▶ [What you need to do]
All of the data should be repeated exactly; pictures are not part of the copy.
________________
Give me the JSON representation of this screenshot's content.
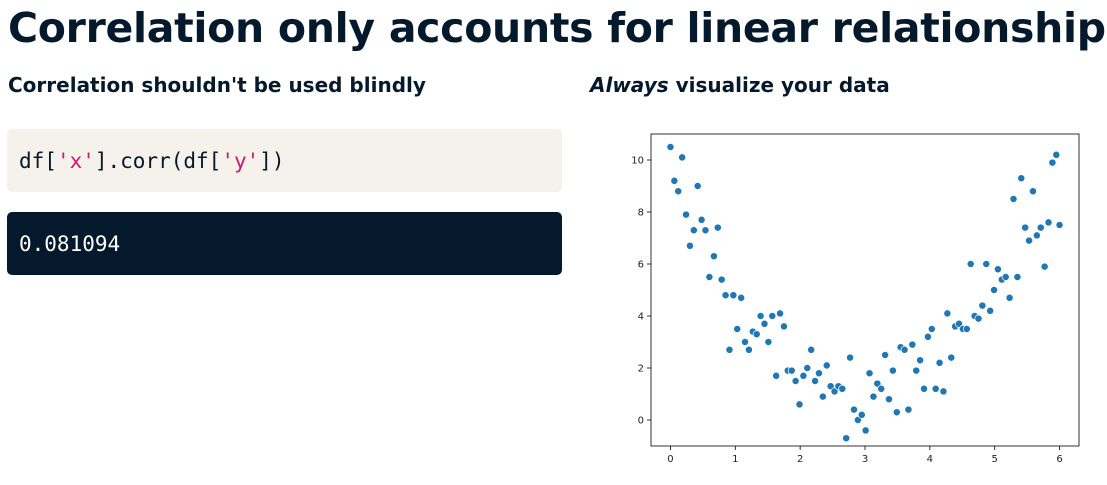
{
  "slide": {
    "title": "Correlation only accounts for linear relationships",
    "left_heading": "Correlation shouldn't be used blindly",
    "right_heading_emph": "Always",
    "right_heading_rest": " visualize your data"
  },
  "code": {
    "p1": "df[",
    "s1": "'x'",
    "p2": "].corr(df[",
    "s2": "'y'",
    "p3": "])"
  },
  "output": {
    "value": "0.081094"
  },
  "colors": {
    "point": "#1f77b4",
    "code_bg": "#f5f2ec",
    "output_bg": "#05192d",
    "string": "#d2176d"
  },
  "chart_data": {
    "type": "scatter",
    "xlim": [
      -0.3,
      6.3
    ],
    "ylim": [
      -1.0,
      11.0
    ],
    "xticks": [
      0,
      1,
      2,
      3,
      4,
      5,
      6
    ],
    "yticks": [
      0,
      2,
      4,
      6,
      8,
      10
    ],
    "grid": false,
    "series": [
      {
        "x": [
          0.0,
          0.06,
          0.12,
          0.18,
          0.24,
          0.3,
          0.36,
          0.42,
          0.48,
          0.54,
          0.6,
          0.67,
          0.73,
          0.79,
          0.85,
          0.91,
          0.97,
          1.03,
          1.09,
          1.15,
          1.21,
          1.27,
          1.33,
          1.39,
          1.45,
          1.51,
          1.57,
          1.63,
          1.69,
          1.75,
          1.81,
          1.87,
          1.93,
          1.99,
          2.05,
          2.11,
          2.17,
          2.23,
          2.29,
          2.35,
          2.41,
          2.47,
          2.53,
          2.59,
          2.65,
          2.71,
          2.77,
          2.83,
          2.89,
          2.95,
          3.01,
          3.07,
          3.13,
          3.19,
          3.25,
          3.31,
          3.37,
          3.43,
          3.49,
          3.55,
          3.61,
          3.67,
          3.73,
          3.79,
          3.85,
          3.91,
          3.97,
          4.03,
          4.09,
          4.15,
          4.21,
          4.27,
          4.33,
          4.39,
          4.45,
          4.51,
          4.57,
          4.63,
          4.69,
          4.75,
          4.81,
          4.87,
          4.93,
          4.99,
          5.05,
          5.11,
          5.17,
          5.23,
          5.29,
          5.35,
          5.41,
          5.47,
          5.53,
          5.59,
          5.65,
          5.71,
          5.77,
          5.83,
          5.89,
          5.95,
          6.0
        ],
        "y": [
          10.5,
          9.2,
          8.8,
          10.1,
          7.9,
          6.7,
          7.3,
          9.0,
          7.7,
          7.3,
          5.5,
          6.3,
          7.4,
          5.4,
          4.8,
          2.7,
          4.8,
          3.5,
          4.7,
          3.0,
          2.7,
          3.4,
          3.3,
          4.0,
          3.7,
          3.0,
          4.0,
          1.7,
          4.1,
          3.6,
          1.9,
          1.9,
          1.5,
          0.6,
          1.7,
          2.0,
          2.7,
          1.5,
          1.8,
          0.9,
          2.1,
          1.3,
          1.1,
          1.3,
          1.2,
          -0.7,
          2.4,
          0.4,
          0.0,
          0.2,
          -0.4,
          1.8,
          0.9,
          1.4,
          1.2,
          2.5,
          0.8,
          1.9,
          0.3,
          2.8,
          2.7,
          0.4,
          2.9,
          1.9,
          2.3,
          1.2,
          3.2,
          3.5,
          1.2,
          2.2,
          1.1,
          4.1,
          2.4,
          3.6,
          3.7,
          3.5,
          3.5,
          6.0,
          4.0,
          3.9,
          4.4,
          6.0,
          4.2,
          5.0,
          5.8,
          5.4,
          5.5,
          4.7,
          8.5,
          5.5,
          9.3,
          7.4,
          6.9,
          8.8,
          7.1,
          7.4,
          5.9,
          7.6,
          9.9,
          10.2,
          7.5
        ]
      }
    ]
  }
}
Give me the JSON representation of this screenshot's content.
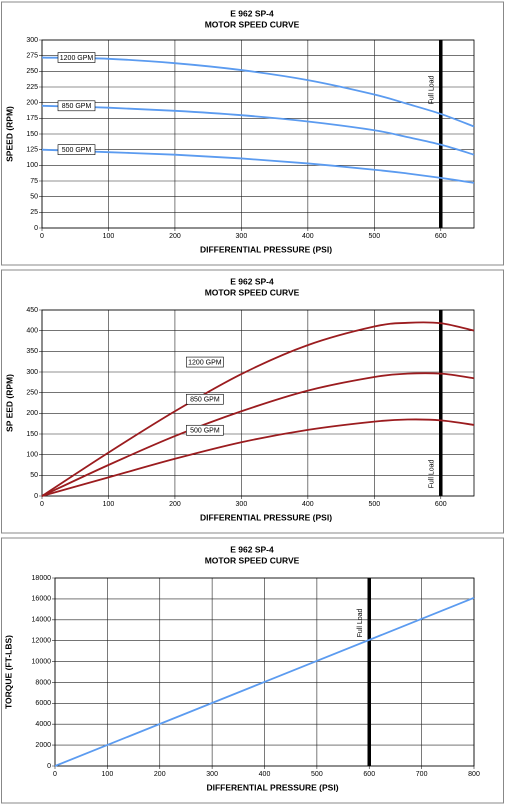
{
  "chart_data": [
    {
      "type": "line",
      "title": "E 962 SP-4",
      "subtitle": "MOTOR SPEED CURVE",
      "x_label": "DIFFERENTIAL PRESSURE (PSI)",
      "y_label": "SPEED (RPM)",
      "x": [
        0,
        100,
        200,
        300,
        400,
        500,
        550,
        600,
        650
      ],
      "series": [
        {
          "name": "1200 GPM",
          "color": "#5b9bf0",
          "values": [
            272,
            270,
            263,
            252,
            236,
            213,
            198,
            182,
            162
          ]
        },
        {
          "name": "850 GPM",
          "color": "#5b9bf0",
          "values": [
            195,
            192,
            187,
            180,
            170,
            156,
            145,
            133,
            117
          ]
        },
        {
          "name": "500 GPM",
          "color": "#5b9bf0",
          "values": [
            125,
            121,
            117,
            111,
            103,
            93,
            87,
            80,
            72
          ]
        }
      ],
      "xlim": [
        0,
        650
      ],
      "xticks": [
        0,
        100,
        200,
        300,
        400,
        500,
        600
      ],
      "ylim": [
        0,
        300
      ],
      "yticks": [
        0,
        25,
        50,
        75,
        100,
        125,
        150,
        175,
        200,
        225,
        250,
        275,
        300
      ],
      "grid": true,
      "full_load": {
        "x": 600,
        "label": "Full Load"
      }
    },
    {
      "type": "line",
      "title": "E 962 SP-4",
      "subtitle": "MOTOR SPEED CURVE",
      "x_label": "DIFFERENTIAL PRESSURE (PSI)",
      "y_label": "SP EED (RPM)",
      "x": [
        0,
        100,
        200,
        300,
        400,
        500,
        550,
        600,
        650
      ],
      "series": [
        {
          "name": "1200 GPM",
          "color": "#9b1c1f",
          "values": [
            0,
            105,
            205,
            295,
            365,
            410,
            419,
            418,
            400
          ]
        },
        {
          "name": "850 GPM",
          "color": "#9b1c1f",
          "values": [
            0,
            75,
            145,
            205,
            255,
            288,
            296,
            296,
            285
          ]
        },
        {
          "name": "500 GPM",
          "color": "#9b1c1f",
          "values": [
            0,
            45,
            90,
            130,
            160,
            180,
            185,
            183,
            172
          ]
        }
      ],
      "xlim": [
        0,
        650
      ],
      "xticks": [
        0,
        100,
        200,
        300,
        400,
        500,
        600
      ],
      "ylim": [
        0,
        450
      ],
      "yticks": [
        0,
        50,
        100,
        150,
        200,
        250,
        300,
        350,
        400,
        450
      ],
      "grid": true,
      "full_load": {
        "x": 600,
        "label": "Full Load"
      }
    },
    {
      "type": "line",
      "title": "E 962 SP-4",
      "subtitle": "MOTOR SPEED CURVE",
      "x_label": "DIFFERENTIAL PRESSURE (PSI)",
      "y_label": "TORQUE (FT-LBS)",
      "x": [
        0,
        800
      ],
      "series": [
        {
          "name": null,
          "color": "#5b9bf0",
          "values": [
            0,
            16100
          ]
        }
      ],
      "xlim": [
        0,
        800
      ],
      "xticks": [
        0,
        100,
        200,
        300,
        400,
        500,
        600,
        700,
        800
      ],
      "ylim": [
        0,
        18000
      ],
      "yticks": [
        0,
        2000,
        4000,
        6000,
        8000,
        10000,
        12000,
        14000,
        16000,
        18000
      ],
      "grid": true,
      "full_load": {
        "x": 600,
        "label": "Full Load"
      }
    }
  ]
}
________________
▶ [Written solution]
Give me the JSON representation of this screenshot's content.
{
  "slide": {
    "title": "Correlation only accounts for linear relationships",
    "left_heading": "Correlation shouldn't be used blindly",
    "right_heading_emph": "Always",
    "right_heading_rest": " visualize your data"
  },
  "code": {
    "p1": "df[",
    "s1": "'x'",
    "p2": "].corr(df[",
    "s2": "'y'",
    "p3": "])"
  },
  "output": {
    "value": "0.081094"
  },
  "colors": {
    "point": "#1f77b4",
    "code_bg": "#f5f2ec",
    "output_bg": "#05192d",
    "string": "#d2176d"
  },
  "chart_data": {
    "type": "scatter",
    "xlim": [
      -0.3,
      6.3
    ],
    "ylim": [
      -1.0,
      11.0
    ],
    "xticks": [
      0,
      1,
      2,
      3,
      4,
      5,
      6
    ],
    "yticks": [
      0,
      2,
      4,
      6,
      8,
      10
    ],
    "grid": false,
    "series": [
      {
        "x": [
          0.0,
          0.06,
          0.12,
          0.18,
          0.24,
          0.3,
          0.36,
          0.42,
          0.48,
          0.54,
          0.6,
          0.67,
          0.73,
          0.79,
          0.85,
          0.91,
          0.97,
          1.03,
          1.09,
          1.15,
          1.21,
          1.27,
          1.33,
          1.39,
          1.45,
          1.51,
          1.57,
          1.63,
          1.69,
          1.75,
          1.81,
          1.87,
          1.93,
          1.99,
          2.05,
          2.11,
          2.17,
          2.23,
          2.29,
          2.35,
          2.41,
          2.47,
          2.53,
          2.59,
          2.65,
          2.71,
          2.77,
          2.83,
          2.89,
          2.95,
          3.01,
          3.07,
          3.13,
          3.19,
          3.25,
          3.31,
          3.37,
          3.43,
          3.49,
          3.55,
          3.61,
          3.67,
          3.73,
          3.79,
          3.85,
          3.91,
          3.97,
          4.03,
          4.09,
          4.15,
          4.21,
          4.27,
          4.33,
          4.39,
          4.45,
          4.51,
          4.57,
          4.63,
          4.69,
          4.75,
          4.81,
          4.87,
          4.93,
          4.99,
          5.05,
          5.11,
          5.17,
          5.23,
          5.29,
          5.35,
          5.41,
          5.47,
          5.53,
          5.59,
          5.65,
          5.71,
          5.77,
          5.83,
          5.89,
          5.95,
          6.0
        ],
        "y": [
          10.5,
          9.2,
          8.8,
          10.1,
          7.9,
          6.7,
          7.3,
          9.0,
          7.7,
          7.3,
          5.5,
          6.3,
          7.4,
          5.4,
          4.8,
          2.7,
          4.8,
          3.5,
          4.7,
          3.0,
          2.7,
          3.4,
          3.3,
          4.0,
          3.7,
          3.0,
          4.0,
          1.7,
          4.1,
          3.6,
          1.9,
          1.9,
          1.5,
          0.6,
          1.7,
          2.0,
          2.7,
          1.5,
          1.8,
          0.9,
          2.1,
          1.3,
          1.1,
          1.3,
          1.2,
          -0.7,
          2.4,
          0.4,
          0.0,
          0.2,
          -0.4,
          1.8,
          0.9,
          1.4,
          1.2,
          2.5,
          0.8,
          1.9,
          0.3,
          2.8,
          2.7,
          0.4,
          2.9,
          1.9,
          2.3,
          1.2,
          3.2,
          3.5,
          1.2,
          2.2,
          1.1,
          4.1,
          2.4,
          3.6,
          3.7,
          3.5,
          3.5,
          6.0,
          4.0,
          3.9,
          4.4,
          6.0,
          4.2,
          5.0,
          5.8,
          5.4,
          5.5,
          4.7,
          8.5,
          5.5,
          9.3,
          7.4,
          6.9,
          8.8,
          7.1,
          7.4,
          5.9,
          7.6,
          9.9,
          10.2,
          7.5
        ]
      }
    ]
  }
}
Give me the JSON representation of this screenshot's content.
{
  "chart_data": [
    {
      "type": "line",
      "title": "E 962 SP-4",
      "subtitle": "MOTOR SPEED CURVE",
      "x_label": "DIFFERENTIAL PRESSURE (PSI)",
      "y_label": "SPEED (RPM)",
      "x": [
        0,
        100,
        200,
        300,
        400,
        500,
        550,
        600,
        650
      ],
      "series": [
        {
          "name": "1200 GPM",
          "color": "#5b9bf0",
          "values": [
            272,
            270,
            263,
            252,
            236,
            213,
            198,
            182,
            162
          ]
        },
        {
          "name": "850 GPM",
          "color": "#5b9bf0",
          "values": [
            195,
            192,
            187,
            180,
            170,
            156,
            145,
            133,
            117
          ]
        },
        {
          "name": "500 GPM",
          "color": "#5b9bf0",
          "values": [
            125,
            121,
            117,
            111,
            103,
            93,
            87,
            80,
            72
          ]
        }
      ],
      "xlim": [
        0,
        650
      ],
      "xticks": [
        0,
        100,
        200,
        300,
        400,
        500,
        600
      ],
      "ylim": [
        0,
        300
      ],
      "yticks": [
        0,
        25,
        50,
        75,
        100,
        125,
        150,
        175,
        200,
        225,
        250,
        275,
        300
      ],
      "grid": true,
      "full_load": {
        "x": 600,
        "label": "Full Load"
      }
    },
    {
      "type": "line",
      "title": "E 962 SP-4",
      "subtitle": "MOTOR SPEED CURVE",
      "x_label": "DIFFERENTIAL PRESSURE (PSI)",
      "y_label": "SP EED (RPM)",
      "x": [
        0,
        100,
        200,
        300,
        400,
        500,
        550,
        600,
        650
      ],
      "series": [
        {
          "name": "1200 GPM",
          "color": "#9b1c1f",
          "values": [
            0,
            105,
            205,
            295,
            365,
            410,
            419,
            418,
            400
          ]
        },
        {
          "name": "850 GPM",
          "color": "#9b1c1f",
          "values": [
            0,
            75,
            145,
            205,
            255,
            288,
            296,
            296,
            285
          ]
        },
        {
          "name": "500 GPM",
          "color": "#9b1c1f",
          "values": [
            0,
            45,
            90,
            130,
            160,
            180,
            185,
            183,
            172
          ]
        }
      ],
      "xlim": [
        0,
        650
      ],
      "xticks": [
        0,
        100,
        200,
        300,
        400,
        500,
        600
      ],
      "ylim": [
        0,
        450
      ],
      "yticks": [
        0,
        50,
        100,
        150,
        200,
        250,
        300,
        350,
        400,
        450
      ],
      "grid": true,
      "full_load": {
        "x": 600,
        "label": "Full Load"
      }
    },
    {
      "type": "line",
      "title": "E 962 SP-4",
      "subtitle": "MOTOR SPEED CURVE",
      "x_label": "DIFFERENTIAL PRESSURE (PSI)",
      "y_label": "TORQUE (FT-LBS)",
      "x": [
        0,
        800
      ],
      "series": [
        {
          "name": null,
          "color": "#5b9bf0",
          "values": [
            0,
            16100
          ]
        }
      ],
      "xlim": [
        0,
        800
      ],
      "xticks": [
        0,
        100,
        200,
        300,
        400,
        500,
        600,
        700,
        800
      ],
      "ylim": [
        0,
        18000
      ],
      "yticks": [
        0,
        2000,
        4000,
        6000,
        8000,
        10000,
        12000,
        14000,
        16000,
        18000
      ],
      "grid": true,
      "full_load": {
        "x": 600,
        "label": "Full Load"
      }
    }
  ]
}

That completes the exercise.